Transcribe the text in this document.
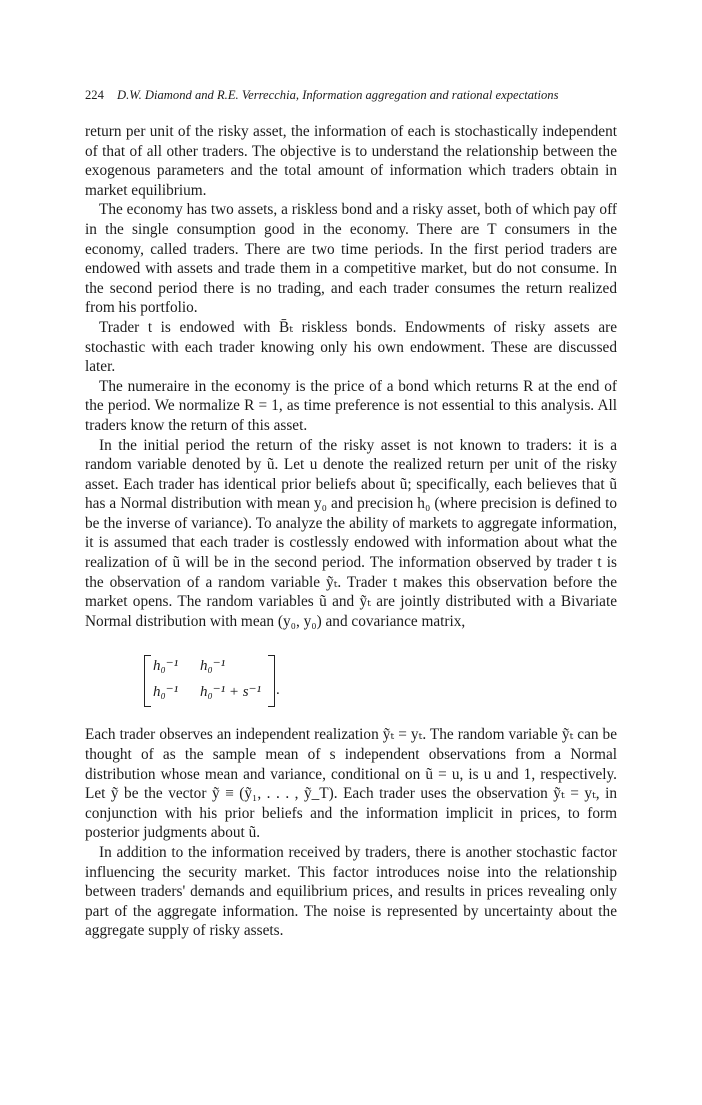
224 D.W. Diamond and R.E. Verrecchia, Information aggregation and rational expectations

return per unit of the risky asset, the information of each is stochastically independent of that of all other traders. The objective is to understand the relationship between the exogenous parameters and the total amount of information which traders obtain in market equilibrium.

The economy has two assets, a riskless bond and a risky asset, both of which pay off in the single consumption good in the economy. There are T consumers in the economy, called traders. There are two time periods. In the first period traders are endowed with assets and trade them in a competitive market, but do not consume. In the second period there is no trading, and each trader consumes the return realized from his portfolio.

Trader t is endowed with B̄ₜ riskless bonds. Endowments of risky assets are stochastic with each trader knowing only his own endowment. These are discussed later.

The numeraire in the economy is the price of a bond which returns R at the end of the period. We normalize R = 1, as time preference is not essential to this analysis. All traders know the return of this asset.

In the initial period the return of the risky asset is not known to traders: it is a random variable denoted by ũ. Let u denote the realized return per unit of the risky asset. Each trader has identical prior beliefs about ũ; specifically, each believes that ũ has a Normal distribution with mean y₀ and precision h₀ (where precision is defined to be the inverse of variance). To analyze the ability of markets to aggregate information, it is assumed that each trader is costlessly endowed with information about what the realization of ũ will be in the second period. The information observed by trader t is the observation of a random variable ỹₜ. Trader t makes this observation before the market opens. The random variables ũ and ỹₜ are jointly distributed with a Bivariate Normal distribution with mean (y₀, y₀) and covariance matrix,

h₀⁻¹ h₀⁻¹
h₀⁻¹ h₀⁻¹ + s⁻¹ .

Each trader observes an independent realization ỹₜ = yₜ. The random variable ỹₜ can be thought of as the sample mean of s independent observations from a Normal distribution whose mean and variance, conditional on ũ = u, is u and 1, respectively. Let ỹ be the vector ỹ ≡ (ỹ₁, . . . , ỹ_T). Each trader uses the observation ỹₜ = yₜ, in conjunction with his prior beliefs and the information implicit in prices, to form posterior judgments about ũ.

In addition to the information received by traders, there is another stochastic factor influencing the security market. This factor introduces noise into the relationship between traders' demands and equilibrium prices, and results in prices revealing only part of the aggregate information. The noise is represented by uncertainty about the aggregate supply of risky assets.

> [WRITTEN TASK]
Images must not appear in the copy; reproduce everything else in the records verbatim.

> [TASK ANSWER]
Transcribe the text in this document.
224 D.W. Diamond and R.E. Verrecchia, Information aggregation and rational expectations

return per unit of the risky asset, the information of each is stochastically independent of that of all other traders. The objective is to understand the relationship between the exogenous parameters and the total amount of information which traders obtain in market equilibrium.

The economy has two assets, a riskless bond and a risky asset, both of which pay off in the single consumption good in the economy. There are T consumers in the economy, called traders. There are two time periods. In the first period traders are endowed with assets and trade them in a competitive market, but do not consume. In the second period there is no trading, and each trader consumes the return realized from his portfolio.

Trader t is endowed with B̄ₜ riskless bonds. Endowments of risky assets are stochastic with each trader knowing only his own endowment. These are discussed later.

The numeraire in the economy is the price of a bond which returns R at the end of the period. We normalize R = 1, as time preference is not essential to this analysis. All traders know the return of this asset.

In the initial period the return of the risky asset is not known to traders: it is a random variable denoted by ũ. Let u denote the realized return per unit of the risky asset. Each trader has identical prior beliefs about ũ; specifically, each believes that ũ has a Normal distribution with mean y₀ and precision h₀ (where precision is defined to be the inverse of variance). To analyze the ability of markets to aggregate information, it is assumed that each trader is costlessly endowed with information about what the realization of ũ will be in the second period. The information observed by trader t is the observation of a random variable ỹₜ. Trader t makes this observation before the market opens. The random variables ũ and ỹₜ are jointly distributed with a Bivariate Normal distribution with mean (y₀, y₀) and covariance matrix,

h₀⁻¹ h₀⁻¹
h₀⁻¹ h₀⁻¹ + s⁻¹ .

Each trader observes an independent realization ỹₜ = yₜ. The random variable ỹₜ can be thought of as the sample mean of s independent observations from a Normal distribution whose mean and variance, conditional on ũ = u, is u and 1, respectively. Let ỹ be the vector ỹ ≡ (ỹ₁, . . . , ỹ_T). Each trader uses the observation ỹₜ = yₜ, in conjunction with his prior beliefs and the information implicit in prices, to form posterior judgments about ũ.

In addition to the information received by traders, there is another stochastic factor influencing the security market. This factor introduces noise into the relationship between traders' demands and equilibrium prices, and results in prices revealing only part of the aggregate information. The noise is represented by uncertainty about the aggregate supply of risky assets.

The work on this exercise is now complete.